> _GOAL OF THE EXERCISE_: Output the material word for word. Leave each picture out.

[Extracted data entries]
'''

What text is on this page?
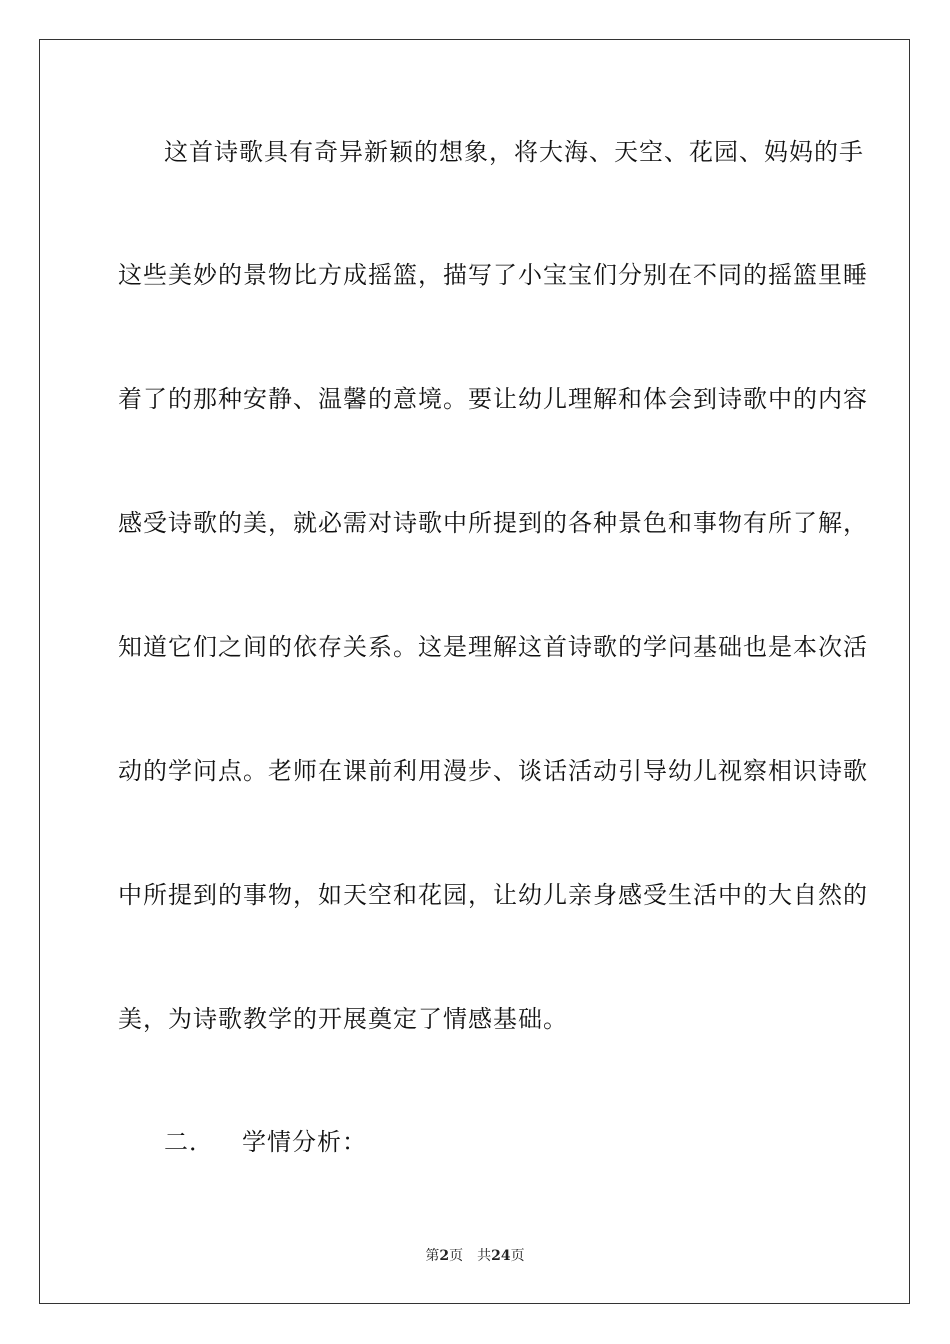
这首诗歌具有奇异新颖的想象，将大海、天空、花园、妈妈的手
这些美妙的景物比方成摇篮，描写了小宝宝们分别在不同的摇篮里睡
着了的那种安静、温馨的意境。要让幼儿理解和体会到诗歌中的内容
感受诗歌的美，就必需对诗歌中所提到的各种景色和事物有所了解，
知道它们之间的依存关系。这是理解这首诗歌的学问基础也是本次活
动的学问点。老师在课前利用漫步、谈话活动引导幼儿视察相识诗歌
中所提到的事物，如天空和花园，让幼儿亲身感受生活中的大自然的
美，为诗歌教学的开展奠定了情感基础。
二． 学情分析：
第2页 共24页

'''

> _TASK RESULT_:
What text is on this page?
这首诗歌具有奇异新颖的想象，将大海、天空、花园、妈妈的手
这些美妙的景物比方成摇篮，描写了小宝宝们分别在不同的摇篮里睡
着了的那种安静、温馨的意境。要让幼儿理解和体会到诗歌中的内容
感受诗歌的美，就必需对诗歌中所提到的各种景色和事物有所了解，
知道它们之间的依存关系。这是理解这首诗歌的学问基础也是本次活
动的学问点。老师在课前利用漫步、谈话活动引导幼儿视察相识诗歌
中所提到的事物，如天空和花园，让幼儿亲身感受生活中的大自然的
美，为诗歌教学的开展奠定了情感基础。
二． 学情分析：
第2页 共24页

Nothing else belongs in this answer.